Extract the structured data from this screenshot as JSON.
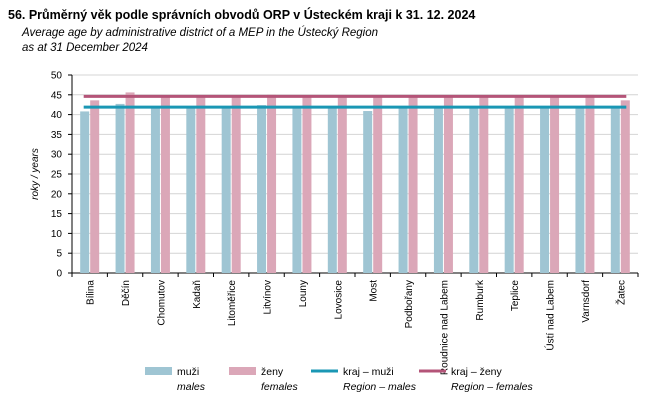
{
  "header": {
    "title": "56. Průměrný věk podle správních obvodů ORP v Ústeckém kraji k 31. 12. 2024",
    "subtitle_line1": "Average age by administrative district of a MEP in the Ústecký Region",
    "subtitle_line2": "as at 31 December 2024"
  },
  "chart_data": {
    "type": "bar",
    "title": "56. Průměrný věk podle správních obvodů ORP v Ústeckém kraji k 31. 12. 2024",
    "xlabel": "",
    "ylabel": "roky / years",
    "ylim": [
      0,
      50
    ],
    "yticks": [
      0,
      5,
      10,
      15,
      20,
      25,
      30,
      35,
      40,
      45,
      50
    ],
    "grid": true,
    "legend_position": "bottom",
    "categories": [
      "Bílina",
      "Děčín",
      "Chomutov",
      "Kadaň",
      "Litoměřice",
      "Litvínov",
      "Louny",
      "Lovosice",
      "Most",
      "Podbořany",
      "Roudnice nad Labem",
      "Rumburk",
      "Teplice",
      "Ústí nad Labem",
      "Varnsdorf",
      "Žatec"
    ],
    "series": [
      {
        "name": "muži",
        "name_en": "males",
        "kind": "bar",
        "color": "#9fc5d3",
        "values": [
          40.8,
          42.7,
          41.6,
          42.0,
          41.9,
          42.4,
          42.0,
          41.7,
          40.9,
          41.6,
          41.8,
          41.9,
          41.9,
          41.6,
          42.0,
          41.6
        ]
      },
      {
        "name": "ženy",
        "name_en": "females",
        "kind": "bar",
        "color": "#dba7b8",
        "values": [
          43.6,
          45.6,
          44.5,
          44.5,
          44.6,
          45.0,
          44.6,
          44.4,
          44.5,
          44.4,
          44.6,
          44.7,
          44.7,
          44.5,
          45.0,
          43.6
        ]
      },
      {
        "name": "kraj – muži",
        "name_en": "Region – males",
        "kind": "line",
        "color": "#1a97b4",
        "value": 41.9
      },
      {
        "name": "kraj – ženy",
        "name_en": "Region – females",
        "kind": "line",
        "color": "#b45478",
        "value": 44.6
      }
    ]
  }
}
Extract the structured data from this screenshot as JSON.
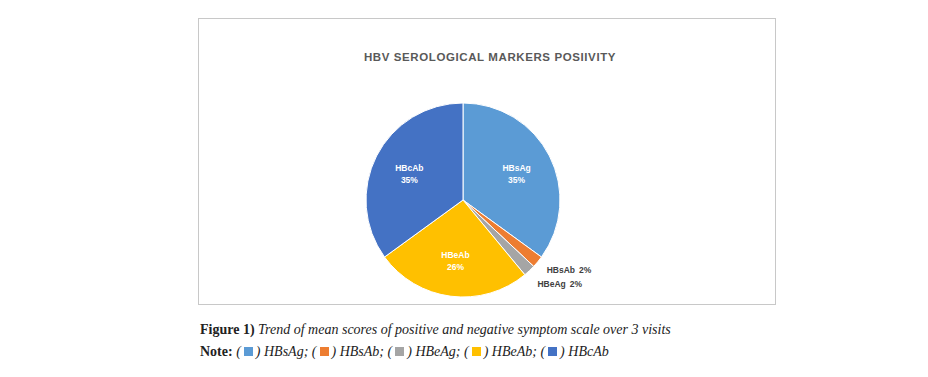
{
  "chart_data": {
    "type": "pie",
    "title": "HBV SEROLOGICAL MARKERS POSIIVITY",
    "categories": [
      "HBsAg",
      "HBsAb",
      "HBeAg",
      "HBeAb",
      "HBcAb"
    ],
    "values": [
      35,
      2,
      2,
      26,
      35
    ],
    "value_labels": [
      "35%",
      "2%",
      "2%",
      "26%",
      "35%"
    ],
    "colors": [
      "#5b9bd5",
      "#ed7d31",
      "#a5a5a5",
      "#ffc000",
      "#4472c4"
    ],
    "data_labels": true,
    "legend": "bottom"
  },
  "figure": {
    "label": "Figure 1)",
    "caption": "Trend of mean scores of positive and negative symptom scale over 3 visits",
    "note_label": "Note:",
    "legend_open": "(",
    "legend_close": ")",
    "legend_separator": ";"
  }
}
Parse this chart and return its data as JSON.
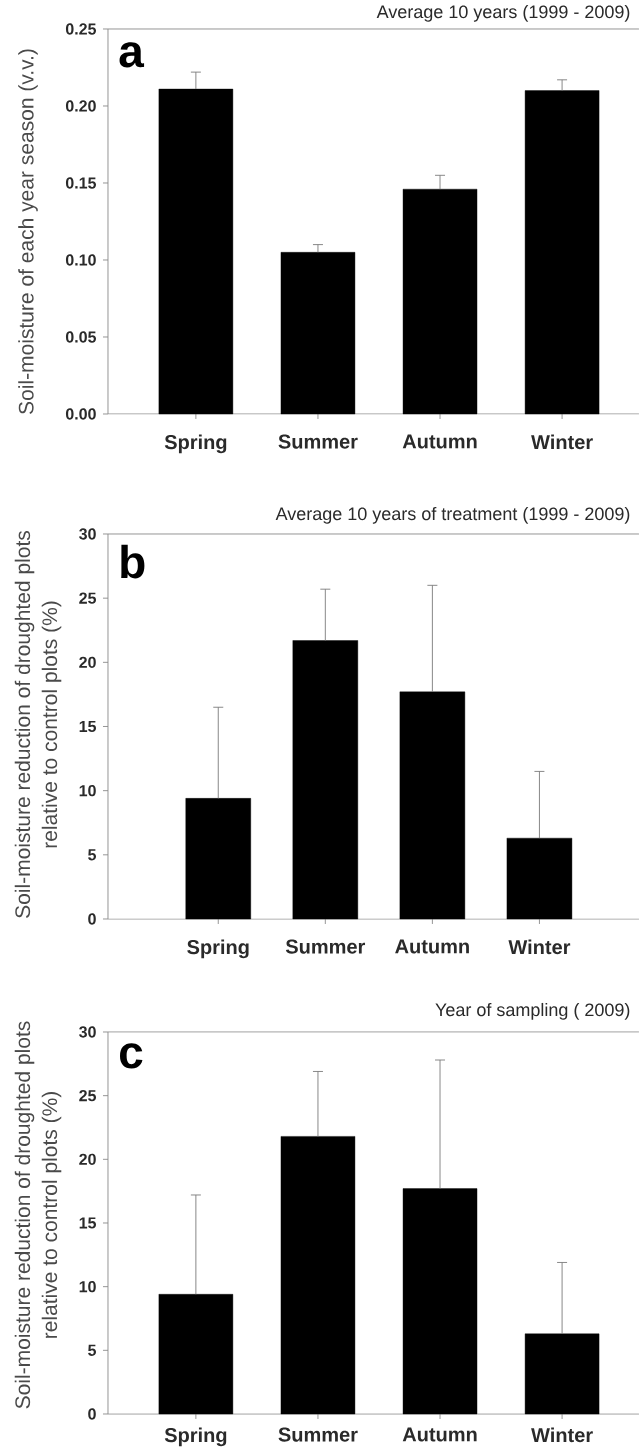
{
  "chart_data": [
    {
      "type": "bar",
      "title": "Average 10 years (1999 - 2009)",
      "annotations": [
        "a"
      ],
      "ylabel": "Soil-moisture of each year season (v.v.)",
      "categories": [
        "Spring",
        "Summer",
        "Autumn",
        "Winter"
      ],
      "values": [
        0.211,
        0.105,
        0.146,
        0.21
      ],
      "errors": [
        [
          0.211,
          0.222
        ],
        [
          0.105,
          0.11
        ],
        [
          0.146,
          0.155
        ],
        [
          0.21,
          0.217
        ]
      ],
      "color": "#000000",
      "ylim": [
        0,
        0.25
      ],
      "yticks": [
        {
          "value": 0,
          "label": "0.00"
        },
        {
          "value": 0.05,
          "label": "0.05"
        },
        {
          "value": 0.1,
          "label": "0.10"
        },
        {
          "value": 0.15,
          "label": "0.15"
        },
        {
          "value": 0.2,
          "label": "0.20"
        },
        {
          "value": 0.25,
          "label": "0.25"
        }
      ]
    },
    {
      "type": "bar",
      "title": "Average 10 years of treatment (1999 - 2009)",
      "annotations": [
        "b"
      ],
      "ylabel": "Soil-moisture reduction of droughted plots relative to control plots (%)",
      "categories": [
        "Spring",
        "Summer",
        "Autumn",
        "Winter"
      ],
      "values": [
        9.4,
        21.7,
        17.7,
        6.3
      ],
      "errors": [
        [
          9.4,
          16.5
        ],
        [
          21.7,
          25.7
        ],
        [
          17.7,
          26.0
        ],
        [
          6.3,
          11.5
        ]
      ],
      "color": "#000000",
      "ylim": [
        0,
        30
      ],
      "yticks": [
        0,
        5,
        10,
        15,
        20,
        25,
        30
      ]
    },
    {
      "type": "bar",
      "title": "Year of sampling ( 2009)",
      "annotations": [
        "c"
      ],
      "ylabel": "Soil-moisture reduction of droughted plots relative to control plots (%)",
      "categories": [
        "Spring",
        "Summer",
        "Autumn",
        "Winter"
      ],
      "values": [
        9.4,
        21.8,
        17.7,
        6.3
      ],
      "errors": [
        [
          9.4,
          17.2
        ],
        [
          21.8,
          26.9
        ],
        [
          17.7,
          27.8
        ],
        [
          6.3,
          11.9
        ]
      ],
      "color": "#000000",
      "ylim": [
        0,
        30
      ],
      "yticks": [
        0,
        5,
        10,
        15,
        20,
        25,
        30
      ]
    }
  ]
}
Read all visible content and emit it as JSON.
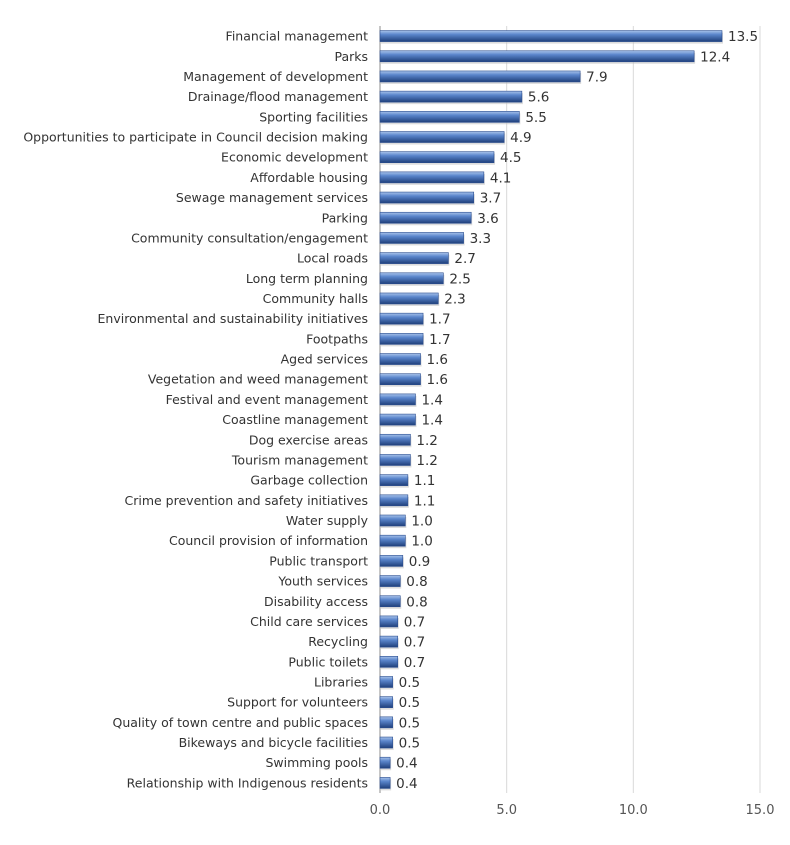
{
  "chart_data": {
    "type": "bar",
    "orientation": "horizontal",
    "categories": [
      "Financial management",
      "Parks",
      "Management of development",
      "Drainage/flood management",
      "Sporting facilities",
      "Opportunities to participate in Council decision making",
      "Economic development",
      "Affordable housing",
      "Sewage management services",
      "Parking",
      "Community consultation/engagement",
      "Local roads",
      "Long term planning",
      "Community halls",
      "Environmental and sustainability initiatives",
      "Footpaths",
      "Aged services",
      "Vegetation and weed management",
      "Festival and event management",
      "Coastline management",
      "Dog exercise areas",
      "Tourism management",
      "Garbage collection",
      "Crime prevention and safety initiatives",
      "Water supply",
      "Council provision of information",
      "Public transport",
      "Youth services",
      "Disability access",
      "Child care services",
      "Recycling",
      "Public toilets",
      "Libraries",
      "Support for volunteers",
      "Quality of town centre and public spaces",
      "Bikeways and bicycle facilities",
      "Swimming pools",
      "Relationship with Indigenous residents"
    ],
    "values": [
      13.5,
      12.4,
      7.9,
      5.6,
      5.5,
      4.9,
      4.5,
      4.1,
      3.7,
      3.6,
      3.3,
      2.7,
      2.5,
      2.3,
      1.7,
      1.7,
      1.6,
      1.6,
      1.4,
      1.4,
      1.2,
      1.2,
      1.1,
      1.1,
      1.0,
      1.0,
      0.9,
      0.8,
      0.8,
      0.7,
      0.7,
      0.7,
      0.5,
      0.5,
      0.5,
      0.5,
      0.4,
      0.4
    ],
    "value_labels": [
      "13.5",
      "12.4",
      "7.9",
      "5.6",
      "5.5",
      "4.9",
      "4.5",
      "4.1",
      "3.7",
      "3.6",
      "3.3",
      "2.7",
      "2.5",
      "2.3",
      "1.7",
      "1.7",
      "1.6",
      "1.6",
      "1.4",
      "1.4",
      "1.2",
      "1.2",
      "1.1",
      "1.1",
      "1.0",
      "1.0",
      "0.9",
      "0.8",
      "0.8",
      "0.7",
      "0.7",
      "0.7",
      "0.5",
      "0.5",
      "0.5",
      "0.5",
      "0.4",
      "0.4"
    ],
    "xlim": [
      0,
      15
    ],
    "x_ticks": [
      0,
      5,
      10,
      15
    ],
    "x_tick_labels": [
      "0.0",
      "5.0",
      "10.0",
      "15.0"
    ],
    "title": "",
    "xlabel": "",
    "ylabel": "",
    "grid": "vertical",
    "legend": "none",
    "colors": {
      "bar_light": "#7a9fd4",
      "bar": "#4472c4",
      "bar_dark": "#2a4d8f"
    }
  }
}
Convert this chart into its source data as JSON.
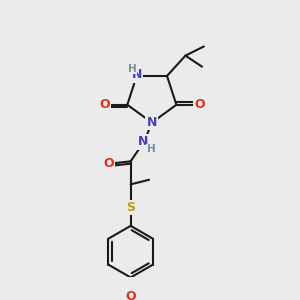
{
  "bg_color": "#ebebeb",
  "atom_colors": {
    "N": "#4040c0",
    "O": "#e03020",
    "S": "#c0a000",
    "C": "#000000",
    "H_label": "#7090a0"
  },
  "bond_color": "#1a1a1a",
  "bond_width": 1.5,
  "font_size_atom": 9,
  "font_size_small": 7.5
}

**To be done**. Go through the entries above and pull out each line with "Council" in it.

**Result**.
      "Opportunities to participate in Council decision making",
      "Council provision of information",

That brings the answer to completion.